### Exercise prompt
Your task is to copy the listing exactly, with the pictures left out.

═══ Dataset records

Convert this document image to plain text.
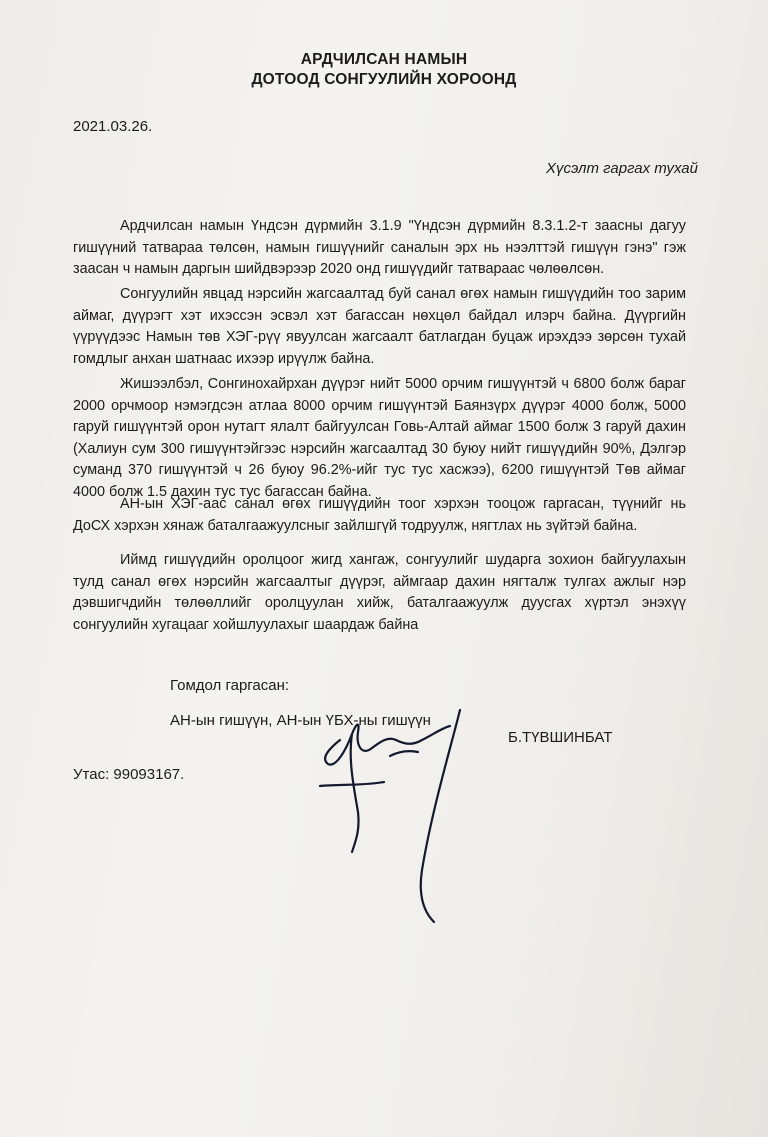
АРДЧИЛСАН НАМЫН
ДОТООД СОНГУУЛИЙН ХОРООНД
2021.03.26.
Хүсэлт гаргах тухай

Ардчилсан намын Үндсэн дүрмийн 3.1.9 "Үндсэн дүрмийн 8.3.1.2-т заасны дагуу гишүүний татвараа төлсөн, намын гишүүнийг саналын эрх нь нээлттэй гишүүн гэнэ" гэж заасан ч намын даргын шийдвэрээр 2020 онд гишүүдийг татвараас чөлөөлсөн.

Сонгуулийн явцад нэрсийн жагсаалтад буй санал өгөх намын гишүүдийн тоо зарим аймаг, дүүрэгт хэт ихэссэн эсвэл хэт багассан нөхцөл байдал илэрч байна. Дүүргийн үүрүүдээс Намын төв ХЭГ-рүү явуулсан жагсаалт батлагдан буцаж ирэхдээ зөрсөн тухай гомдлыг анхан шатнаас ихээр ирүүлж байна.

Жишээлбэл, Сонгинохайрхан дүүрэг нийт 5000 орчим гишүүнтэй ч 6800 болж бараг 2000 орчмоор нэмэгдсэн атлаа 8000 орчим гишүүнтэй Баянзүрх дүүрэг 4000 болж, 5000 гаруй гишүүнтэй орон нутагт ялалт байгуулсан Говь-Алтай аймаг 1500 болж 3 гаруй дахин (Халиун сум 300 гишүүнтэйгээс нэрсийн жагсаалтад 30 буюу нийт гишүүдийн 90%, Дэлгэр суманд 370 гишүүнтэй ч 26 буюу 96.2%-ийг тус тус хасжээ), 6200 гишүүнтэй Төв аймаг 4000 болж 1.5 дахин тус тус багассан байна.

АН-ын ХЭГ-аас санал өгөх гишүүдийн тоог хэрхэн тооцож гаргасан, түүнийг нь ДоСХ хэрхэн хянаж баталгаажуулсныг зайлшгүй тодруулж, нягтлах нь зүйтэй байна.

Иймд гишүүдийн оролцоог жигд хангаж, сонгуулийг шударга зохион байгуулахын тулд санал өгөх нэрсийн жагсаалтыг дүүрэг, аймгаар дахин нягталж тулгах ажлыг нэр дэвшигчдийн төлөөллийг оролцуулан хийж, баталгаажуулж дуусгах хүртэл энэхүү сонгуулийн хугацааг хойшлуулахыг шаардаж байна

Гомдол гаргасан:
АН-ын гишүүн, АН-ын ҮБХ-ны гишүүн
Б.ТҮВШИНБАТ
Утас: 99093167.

══════

### Full response
Convert this document image to plain text.
АРДЧИЛСАН НАМЫН
ДОТООД СОНГУУЛИЙН ХОРООНД
2021.03.26.
Хүсэлт гаргах тухай

Ардчилсан намын Үндсэн дүрмийн 3.1.9 "Үндсэн дүрмийн 8.3.1.2-т заасны дагуу гишүүний татвараа төлсөн, намын гишүүнийг саналын эрх нь нээлттэй гишүүн гэнэ" гэж заасан ч намын даргын шийдвэрээр 2020 онд гишүүдийг татвараас чөлөөлсөн.

Сонгуулийн явцад нэрсийн жагсаалтад буй санал өгөх намын гишүүдийн тоо зарим аймаг, дүүрэгт хэт ихэссэн эсвэл хэт багассан нөхцөл байдал илэрч байна. Дүүргийн үүрүүдээс Намын төв ХЭГ-рүү явуулсан жагсаалт батлагдан буцаж ирэхдээ зөрсөн тухай гомдлыг анхан шатнаас ихээр ирүүлж байна.

Жишээлбэл, Сонгинохайрхан дүүрэг нийт 5000 орчим гишүүнтэй ч 6800 болж бараг 2000 орчмоор нэмэгдсэн атлаа 8000 орчим гишүүнтэй Баянзүрх дүүрэг 4000 болж, 5000 гаруй гишүүнтэй орон нутагт ялалт байгуулсан Говь-Алтай аймаг 1500 болж 3 гаруй дахин (Халиун сум 300 гишүүнтэйгээс нэрсийн жагсаалтад 30 буюу нийт гишүүдийн 90%, Дэлгэр суманд 370 гишүүнтэй ч 26 буюу 96.2%-ийг тус тус хасжээ), 6200 гишүүнтэй Төв аймаг 4000 болж 1.5 дахин тус тус багассан байна.

АН-ын ХЭГ-аас санал өгөх гишүүдийн тоог хэрхэн тооцож гаргасан, түүнийг нь ДоСХ хэрхэн хянаж баталгаажуулсныг зайлшгүй тодруулж, нягтлах нь зүйтэй байна.

Иймд гишүүдийн оролцоог жигд хангаж, сонгуулийг шударга зохион байгуулахын тулд санал өгөх нэрсийн жагсаалтыг дүүрэг, аймгаар дахин нягталж тулгах ажлыг нэр дэвшигчдийн төлөөллийг оролцуулан хийж, баталгаажуулж дуусгах хүртэл энэхүү сонгуулийн хугацааг хойшлуулахыг шаардаж байна

Гомдол гаргасан:
АН-ын гишүүн, АН-ын ҮБХ-ны гишүүн
Б.ТҮВШИНБАТ
Утас: 99093167.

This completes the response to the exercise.